[Collection entries]
++++

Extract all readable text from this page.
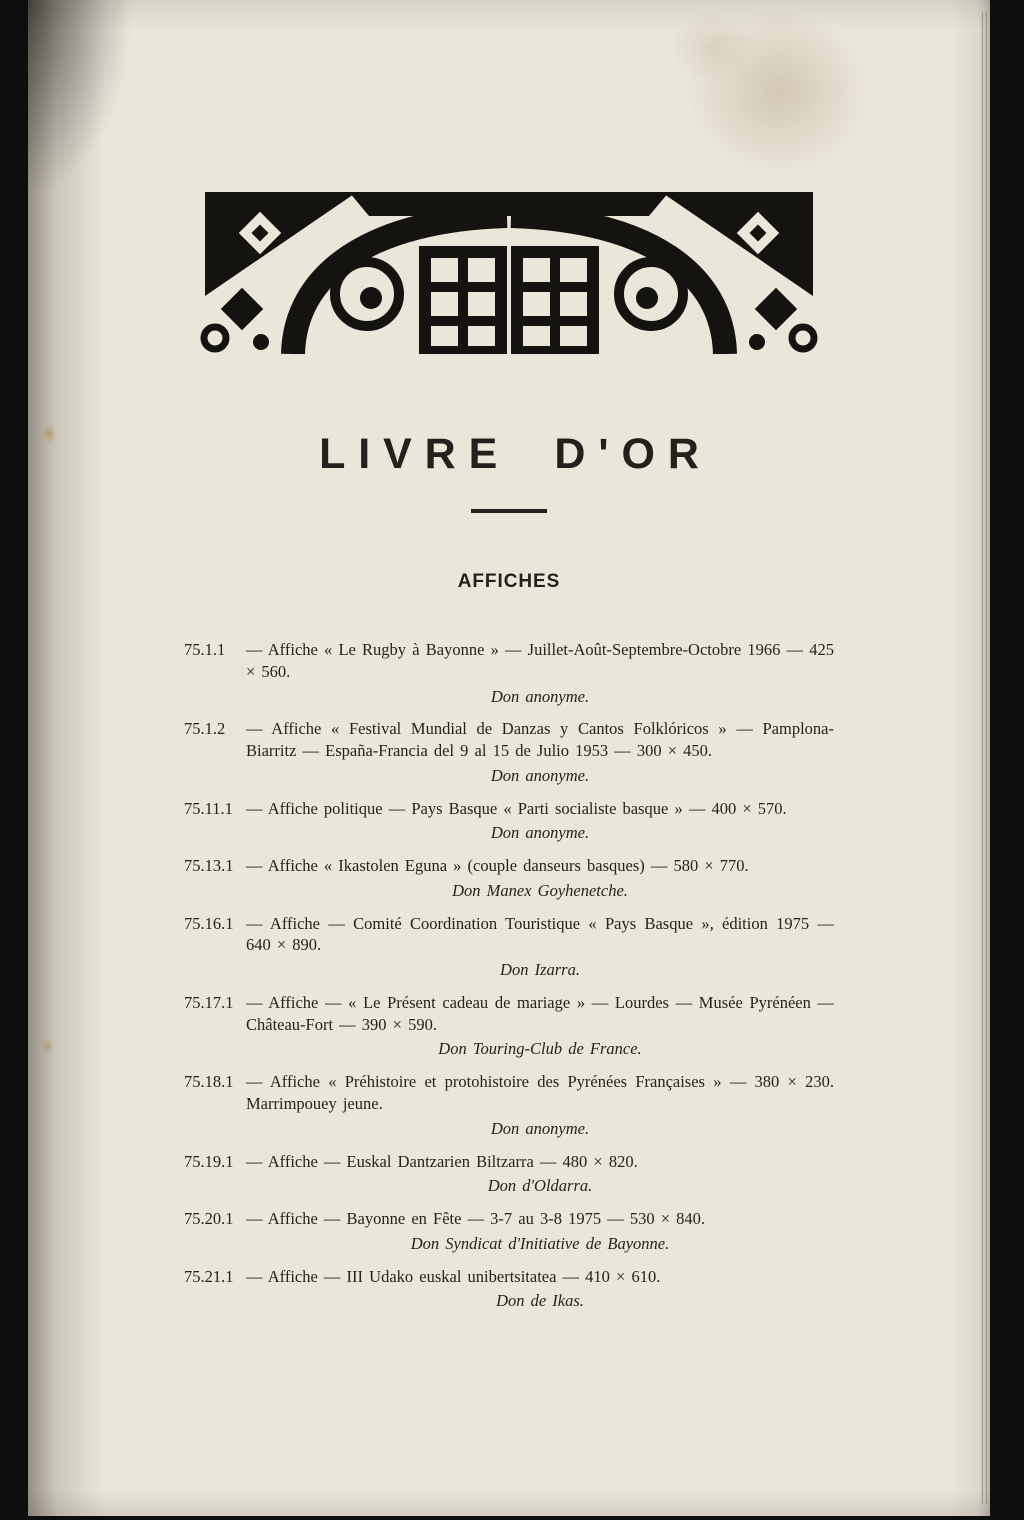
LIVRE D'OR
AFFICHES
75.1.1	— Affiche « Le Rugby à Bayonne » — Juillet-Août-Septembre-Octobre 1966 — 425 × 560.
Don anonyme.
75.1.2	— Affiche « Festival Mundial de Danzas y Cantos Folklóricos » — Pamplona-Biarritz — España-Francia del 9 al 15 de Julio 1953 — 300 × 450.
Don anonyme.
75.11.1 — Affiche politique — Pays Basque « Parti socialiste basque » — 400 × 570.
Don anonyme.
75.13.1 — Affiche « Ikastolen Eguna » (couple danseurs basques) — 580 × 770.
Don Manex Goyhenetche.
75.16.1 — Affiche — Comité Coordination Touristique « Pays Basque », édition 1975 — 640 × 890.
Don Izarra.
75.17.1 — Affiche — « Le Présent cadeau de mariage » — Lourdes — Musée Pyrénéen — Château-Fort — 390 × 590.
Don Touring-Club de France.
75.18.1 — Affiche « Préhistoire et protohistoire des Pyrénées Françaises » — 380 × 230. Marrimpouey jeune.
Don anonyme.
75.19.1 — Affiche — Euskal Dantzarien Biltzarra — 480 × 820.
Don d'Oldarra.
75.20.1 — Affiche — Bayonne en Fête — 3-7 au 3-8 1975 — 530 × 840.
Don Syndicat d'Initiative de Bayonne.
75.21.1 — Affiche — III Udako euskal unibertsitatea — 410 × 610.
Don de Ikas.
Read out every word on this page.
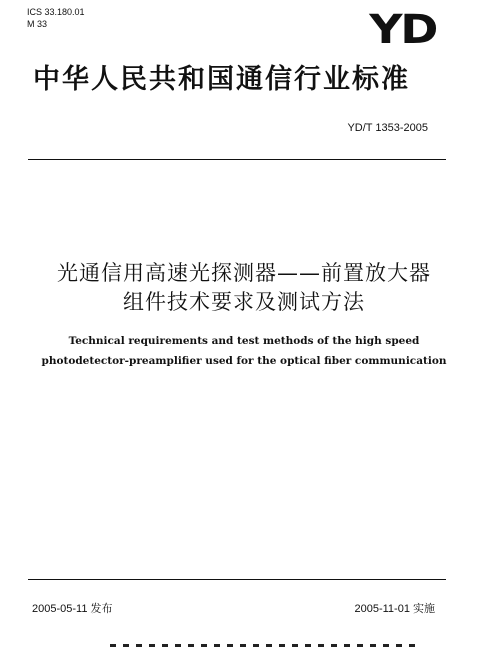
ICS 33.180.01
M 33	YD
中华人民共和国通信行业标准
YD/T 1353-2005
光通信用高速光探测器——前置放大器
组件技术要求及测试方法
Technical requirements and test methods of the high speed
photodetector-preamplifier used for the optical fiber communication
2005-05-11 发布	2005-11-01 实施
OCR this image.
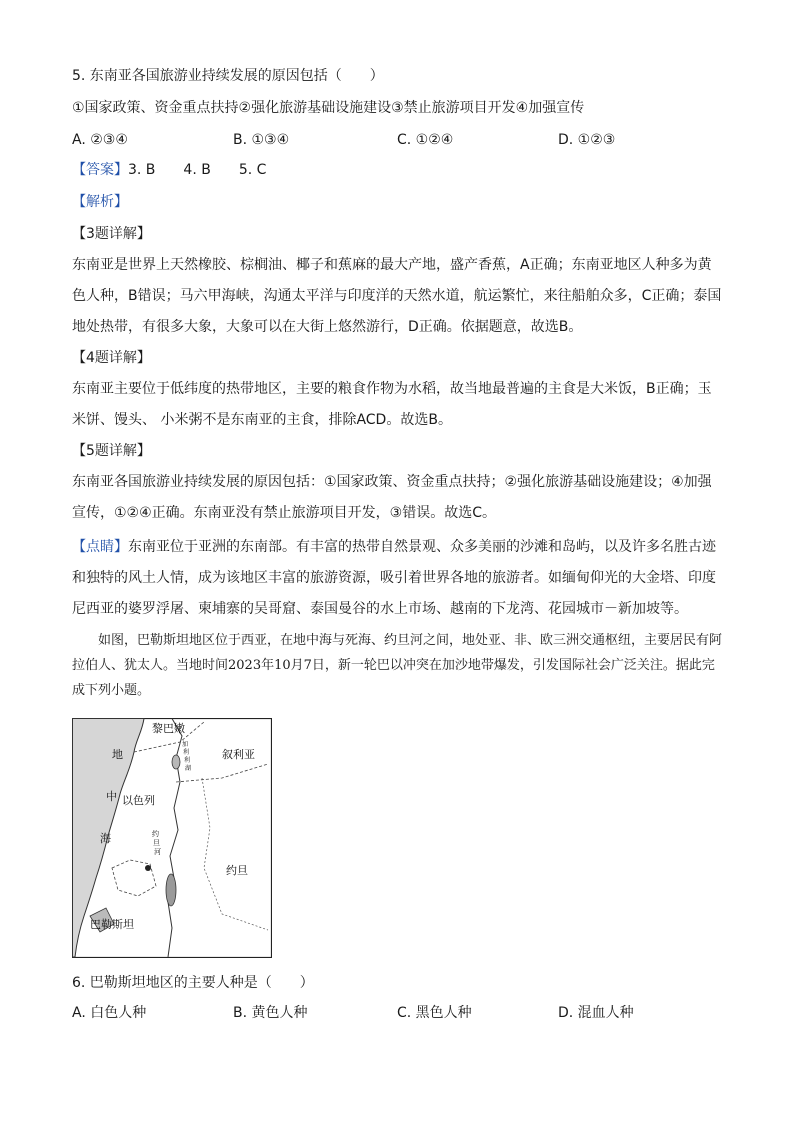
5. 东南亚各国旅游业持续发展的原因包括（　　）
①国家政策、资金重点扶持②强化旅游基础设施建设③禁止旅游项目开发④加强宣传
A. ②③④	B. ①③④	C. ①②④	D. ①②③
【答案】3. B　　4. B　　5. C
【解析】
【3题详解】
东南亚是世界上天然橡胶、棕榈油、椰子和蕉麻的最大产地，盛产香蕉，A正确；东南亚地区人种多为黄色人种，B错误；马六甲海峡，沟通太平洋与印度洋的天然水道，航运繁忙，来往船舶众多，C正确；泰国地处热带，有很多大象，大象可以在大街上悠然游行，D正确。依据题意，故选B。
【4题详解】
东南亚主要位于低纬度的热带地区，主要的粮食作物为水稻，故当地最普遍的主食是大米饭，B正确；玉米饼、馒头、 小米粥不是东南亚的主食，排除ACD。故选B。
【5题详解】
东南亚各国旅游业持续发展的原因包括：①国家政策、资金重点扶持；②强化旅游基础设施建设；④加强宣传，①②④正确。东南亚没有禁止旅游项目开发，③错误。故选C。
【点睛】东南亚位于亚洲的东南部。有丰富的热带自然景观、众多美丽的沙滩和岛屿，以及许多名胜古迹和独特的风土人情，成为该地区丰富的旅游资源，吸引着世界各地的旅游者。如缅甸仰光的大金塔、印度尼西亚的婆罗浮屠、柬埔寨的吴哥窟、泰国曼谷的水上市场、越南的下龙湾、花园城市－新加坡等。
如图，巴勒斯坦地区位于西亚，在地中海与死海、约旦河之间，地处亚、非、欧三洲交通枢纽，主要居民有阿拉伯人、犹太人。当地时间2023年10月7日，新一轮巴以冲突在加沙地带爆发，引发国际社会广泛关注。据此完成下列小题。
黎巴嫩
叙利亚
地
中
海
以色列
加
利
利
湖
约
旦
河
约旦
巴勒斯坦
6. 巴勒斯坦地区的主要人种是（　　）
A. 白色人种	B. 黄色人种	C. 黑色人种	D. 混血人种
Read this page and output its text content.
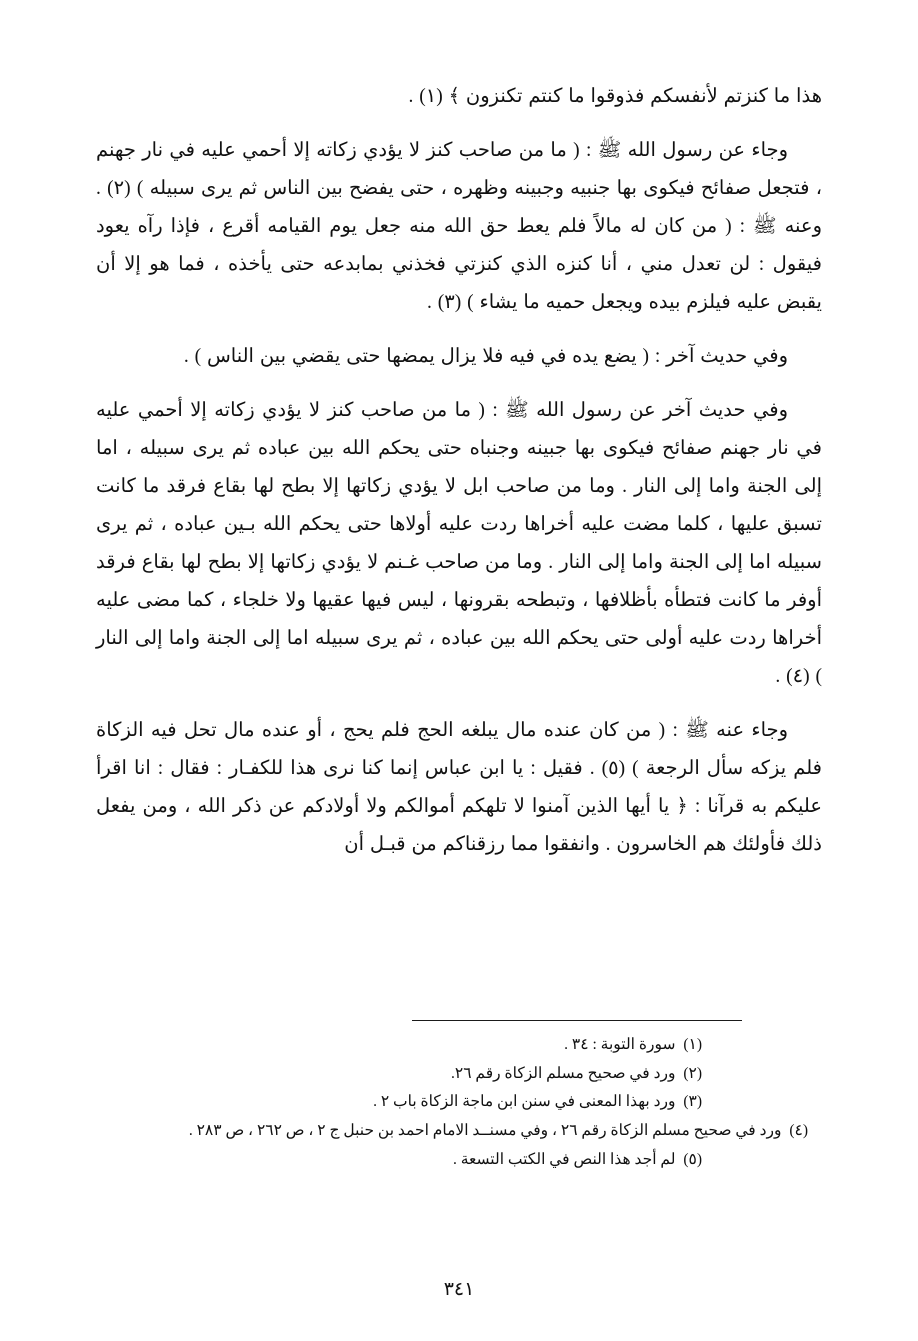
هذا ما كنزتم لأنفسكم فذوقوا ما كنتم تكنزون ﴾ (١) .

وجاء عن رسول الله ﷺ : ( ما من صاحب كنز لا يؤدي زكاته إلا أحمي عليه في نار جهنم ، فتجعل صفائح فيكوى بها جنبيه وجبينه وظهره ، حتى يفضح بين الناس ثم يرى سبيله ) (٢) . وعنه ﷺ : ( من كان له مالاً فلم يعط حق الله منه جعل يوم القيامه أقرع ، فإذا رآه يعود فيقول : لن تعدل مني ، أنا كنزه الذي كنزتي فخذني بمابدعه حتى يأخذه ، فما هو إلا أن يقبض عليه فيلزم بيده ويجعل حميه ما يشاء ) (٣) .

وفي حديث آخر : ( يضع يده في فيه فلا يزال يمضها حتى يقضي بين الناس ) .

وفي حديث آخر عن رسول الله ﷺ : ( ما من صاحب كنز لا يؤدي زكاته إلا أحمي عليه في نار جهنم صفائح فيكوى بها جبينه وجنباه حتى يحكم الله بين عباده ثم يرى سبيله ، اما إلى الجنة واما إلى النار . وما من صاحب ابل لا يؤدي زكاتها إلا بطح لها بقاع فرقد ما كانت تسبق عليها ، كلما مضت عليه أخراها ردت عليه أولاها حتى يحكم الله بـين عباده ، ثم يرى سبيله اما إلى الجنة واما إلى النار . وما من صاحب غـنم لا يؤدي زكاتها إلا بطح لها بقاع فرقد أوفر ما كانت فتطأه بأظلافها ، وتبطحه بقرونها ، ليس فيها عقيها ولا خلجاء ، كما مضى عليه أخراها ردت عليه أولى حتى يحكم الله بين عباده ، ثم يرى سبيله اما إلى الجنة واما إلى النار ) (٤) .

وجاء عنه ﷺ : ( من كان عنده مال يبلغه الحج فلم يحج ، أو عنده مال تحل فيه الزكاة فلم يزكه سأل الرجعة ) (٥) . فقيل : يا ابن عباس إنما كنا نرى هذا للكفـار : فقال : انا اقرأ عليكم به قرآنا : ﴿ يا أيها الذين آمنوا لا تلهكم أموالكم ولا أولادكم عن ذكر الله ، ومن يفعل ذلك فأولئك هم الخاسرون . وانفقوا مما رزقناكم من قبـل أن

(١) سورة التوبة : ٣٤ .

(٢) ورد في صحيح مسلم الزكاة رقم ٢٦.

(٣) ورد بهذا المعنى في سنن ابن ماجة الزكاة باب ٢ .

(٤) ورد في صحيح مسلم الزكاة رقم ٢٦ ، وفي مسنــد الامام احمد بن حنبل ج ٢ ، ص ٢٦٢ ، ص ٢٨٣ .

(٥) لم أجد هذا النص في الكتب التسعة .

٣٤١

++++

> [Your instructions]
Using the material above, report each line where "page" occurs.

> [Task answer]
Extract all readable text from this page.
Read out every word on this page.
Read this page and output its text content.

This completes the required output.